▶ _WRITTEN REQUEST_: Only lines holding the word "this" should be copied from the material.

▶ _ENTRIES_:
------------------------------------------------

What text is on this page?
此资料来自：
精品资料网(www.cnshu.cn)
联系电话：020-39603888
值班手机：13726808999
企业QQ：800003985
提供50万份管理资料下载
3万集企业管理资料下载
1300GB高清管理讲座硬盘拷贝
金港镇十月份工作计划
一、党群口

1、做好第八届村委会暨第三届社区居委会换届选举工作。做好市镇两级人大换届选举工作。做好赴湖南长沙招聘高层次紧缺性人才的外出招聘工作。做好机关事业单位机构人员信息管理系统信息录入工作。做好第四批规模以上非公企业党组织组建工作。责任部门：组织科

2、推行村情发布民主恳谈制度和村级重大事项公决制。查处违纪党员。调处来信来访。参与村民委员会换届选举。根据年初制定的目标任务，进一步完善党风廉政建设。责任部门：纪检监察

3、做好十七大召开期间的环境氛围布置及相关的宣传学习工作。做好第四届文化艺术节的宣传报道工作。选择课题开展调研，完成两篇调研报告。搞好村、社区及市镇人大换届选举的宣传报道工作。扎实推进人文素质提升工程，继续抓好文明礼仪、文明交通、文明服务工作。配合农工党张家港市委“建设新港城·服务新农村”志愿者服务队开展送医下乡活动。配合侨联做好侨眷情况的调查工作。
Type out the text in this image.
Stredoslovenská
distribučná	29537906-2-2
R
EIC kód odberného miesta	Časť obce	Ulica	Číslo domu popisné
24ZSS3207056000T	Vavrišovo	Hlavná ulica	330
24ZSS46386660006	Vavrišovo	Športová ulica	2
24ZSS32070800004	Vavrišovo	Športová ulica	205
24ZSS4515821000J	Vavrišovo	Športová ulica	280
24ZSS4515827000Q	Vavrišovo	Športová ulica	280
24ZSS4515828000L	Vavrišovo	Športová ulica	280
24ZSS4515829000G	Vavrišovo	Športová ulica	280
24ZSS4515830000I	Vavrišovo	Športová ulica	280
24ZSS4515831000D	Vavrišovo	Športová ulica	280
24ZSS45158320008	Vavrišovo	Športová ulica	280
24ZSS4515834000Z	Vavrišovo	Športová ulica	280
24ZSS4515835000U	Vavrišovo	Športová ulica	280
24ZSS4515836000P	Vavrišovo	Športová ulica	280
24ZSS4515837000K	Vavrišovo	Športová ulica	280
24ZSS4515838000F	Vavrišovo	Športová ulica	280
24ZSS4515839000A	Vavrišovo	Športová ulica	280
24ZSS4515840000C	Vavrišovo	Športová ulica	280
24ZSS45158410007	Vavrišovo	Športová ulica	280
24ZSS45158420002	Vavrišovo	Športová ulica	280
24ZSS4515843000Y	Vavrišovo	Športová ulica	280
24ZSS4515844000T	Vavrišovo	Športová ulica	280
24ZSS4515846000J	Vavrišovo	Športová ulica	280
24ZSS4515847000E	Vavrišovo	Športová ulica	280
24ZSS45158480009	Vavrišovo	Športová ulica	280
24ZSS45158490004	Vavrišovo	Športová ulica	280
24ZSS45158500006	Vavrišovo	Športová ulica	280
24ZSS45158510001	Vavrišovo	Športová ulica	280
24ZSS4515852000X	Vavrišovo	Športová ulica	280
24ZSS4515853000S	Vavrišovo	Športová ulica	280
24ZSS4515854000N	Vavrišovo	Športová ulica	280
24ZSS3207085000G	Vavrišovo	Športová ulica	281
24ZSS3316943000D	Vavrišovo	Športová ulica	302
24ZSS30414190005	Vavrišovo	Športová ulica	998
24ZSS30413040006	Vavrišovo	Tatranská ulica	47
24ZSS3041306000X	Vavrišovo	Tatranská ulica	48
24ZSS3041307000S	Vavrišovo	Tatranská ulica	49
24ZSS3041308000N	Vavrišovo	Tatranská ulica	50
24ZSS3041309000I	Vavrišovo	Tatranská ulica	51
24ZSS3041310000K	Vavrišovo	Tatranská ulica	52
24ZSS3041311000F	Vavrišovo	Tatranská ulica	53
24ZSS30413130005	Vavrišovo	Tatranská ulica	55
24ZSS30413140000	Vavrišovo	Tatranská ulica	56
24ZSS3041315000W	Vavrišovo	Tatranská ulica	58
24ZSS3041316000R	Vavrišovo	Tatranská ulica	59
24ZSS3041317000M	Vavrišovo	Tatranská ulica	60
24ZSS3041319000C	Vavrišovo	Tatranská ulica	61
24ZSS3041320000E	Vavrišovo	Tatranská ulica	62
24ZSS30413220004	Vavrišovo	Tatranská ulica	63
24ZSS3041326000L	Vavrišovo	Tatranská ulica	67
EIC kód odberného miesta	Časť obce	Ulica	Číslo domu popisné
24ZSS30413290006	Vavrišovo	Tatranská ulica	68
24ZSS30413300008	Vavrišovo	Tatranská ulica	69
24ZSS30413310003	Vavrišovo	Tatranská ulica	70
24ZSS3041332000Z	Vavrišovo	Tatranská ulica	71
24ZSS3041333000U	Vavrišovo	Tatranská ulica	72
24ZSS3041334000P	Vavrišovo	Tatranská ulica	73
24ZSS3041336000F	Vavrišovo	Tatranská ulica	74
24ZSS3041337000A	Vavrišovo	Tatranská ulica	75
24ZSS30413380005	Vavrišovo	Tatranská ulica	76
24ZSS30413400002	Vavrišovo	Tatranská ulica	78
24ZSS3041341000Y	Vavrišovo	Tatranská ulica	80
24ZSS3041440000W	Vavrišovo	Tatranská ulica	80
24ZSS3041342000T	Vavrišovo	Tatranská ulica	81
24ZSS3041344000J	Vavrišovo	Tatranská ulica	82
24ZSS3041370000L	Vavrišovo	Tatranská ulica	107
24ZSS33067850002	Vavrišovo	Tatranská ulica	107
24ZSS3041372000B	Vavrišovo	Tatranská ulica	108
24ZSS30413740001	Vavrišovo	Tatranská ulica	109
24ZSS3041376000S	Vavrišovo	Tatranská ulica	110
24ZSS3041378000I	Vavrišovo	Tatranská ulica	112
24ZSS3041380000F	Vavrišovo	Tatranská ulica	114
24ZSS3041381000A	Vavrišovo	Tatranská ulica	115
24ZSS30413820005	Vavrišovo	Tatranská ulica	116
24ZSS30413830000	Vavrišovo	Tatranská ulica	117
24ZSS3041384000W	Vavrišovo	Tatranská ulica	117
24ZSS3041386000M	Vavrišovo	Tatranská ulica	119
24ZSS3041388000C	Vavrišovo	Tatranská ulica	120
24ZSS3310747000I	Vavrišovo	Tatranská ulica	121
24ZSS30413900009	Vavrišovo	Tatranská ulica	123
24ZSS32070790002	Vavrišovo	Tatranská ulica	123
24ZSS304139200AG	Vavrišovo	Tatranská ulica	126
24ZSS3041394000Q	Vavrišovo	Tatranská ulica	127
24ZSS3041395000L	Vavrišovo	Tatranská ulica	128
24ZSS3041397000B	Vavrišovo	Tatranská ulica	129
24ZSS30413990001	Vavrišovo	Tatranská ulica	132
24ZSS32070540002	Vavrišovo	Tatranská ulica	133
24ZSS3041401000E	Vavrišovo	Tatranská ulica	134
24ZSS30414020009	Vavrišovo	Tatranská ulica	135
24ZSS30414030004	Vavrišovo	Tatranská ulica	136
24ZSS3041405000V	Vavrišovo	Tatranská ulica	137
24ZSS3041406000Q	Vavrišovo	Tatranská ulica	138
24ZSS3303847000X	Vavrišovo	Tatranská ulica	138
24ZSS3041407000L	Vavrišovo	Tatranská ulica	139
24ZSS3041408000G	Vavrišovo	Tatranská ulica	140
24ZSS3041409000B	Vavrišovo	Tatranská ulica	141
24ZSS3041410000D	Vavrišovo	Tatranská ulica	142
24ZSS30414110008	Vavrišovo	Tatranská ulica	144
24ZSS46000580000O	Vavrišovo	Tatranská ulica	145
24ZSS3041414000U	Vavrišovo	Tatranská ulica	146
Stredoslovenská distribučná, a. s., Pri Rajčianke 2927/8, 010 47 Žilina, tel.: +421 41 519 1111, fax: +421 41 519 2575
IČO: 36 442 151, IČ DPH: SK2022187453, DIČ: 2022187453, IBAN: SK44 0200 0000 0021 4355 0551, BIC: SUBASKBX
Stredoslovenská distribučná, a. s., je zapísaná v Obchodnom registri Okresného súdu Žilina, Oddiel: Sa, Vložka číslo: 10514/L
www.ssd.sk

------------------------------------------------

▶ _COMPLETE OUTPUT_:
What text is on this page?
Type out the text in this image.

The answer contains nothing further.